[INSTRUCTIONS TO FOLLOW]
Look for the string "icon" in the lines and copy each line that has it.
— begin TASK MATERIAL —
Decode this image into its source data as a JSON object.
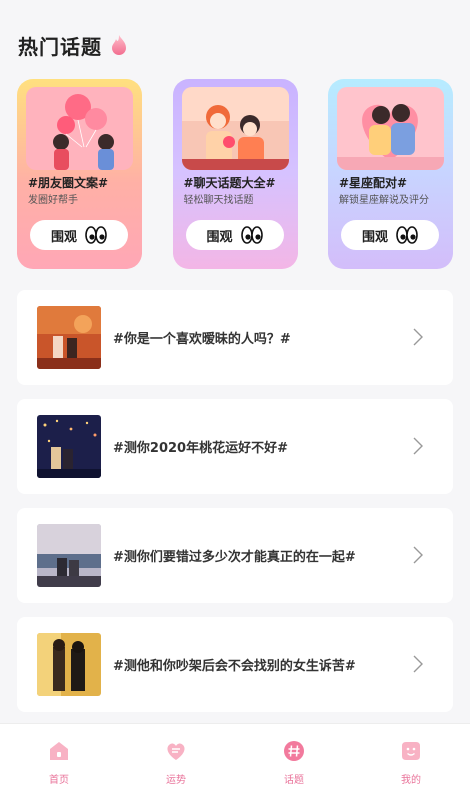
{
  "header": {
    "title": "热门话题",
    "title_icon": "flame-icon"
  },
  "featured": [
    {
      "title": "#朋友圈文案#",
      "subtitle": "发圈好帮手",
      "button": "围观"
    },
    {
      "title": "#聊天话题大全#",
      "subtitle": "轻松聊天找话题",
      "button": "围观"
    },
    {
      "title": "#星座配对#",
      "subtitle": "解锁星座解说及评分",
      "button": "围观"
    }
  ],
  "topics": [
    {
      "text": "#你是一个喜欢暧昧的人吗？#"
    },
    {
      "text": "#测你2020年桃花运好不好#"
    },
    {
      "text": "#测你们要错过多少次才能真正的在一起#"
    },
    {
      "text": "#测他和你吵架后会不会找别的女生诉苦#"
    }
  ],
  "tabbar": [
    {
      "label": "首页",
      "icon": "home-icon"
    },
    {
      "label": "运势",
      "icon": "heart-chat-icon"
    },
    {
      "label": "话题",
      "icon": "hashtag-icon"
    },
    {
      "label": "我的",
      "icon": "profile-icon"
    }
  ],
  "colors": {
    "accent": "#e9739a",
    "background": "#f6f6f8"
  }
}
— end TASK MATERIAL —
[RESPONSE TO THE EXERCISE]
    "title_icon": "flame-icon"
      "icon": "home-icon"
      "icon": "heart-chat-icon"
      "icon": "hashtag-icon"
      "icon": "profile-icon"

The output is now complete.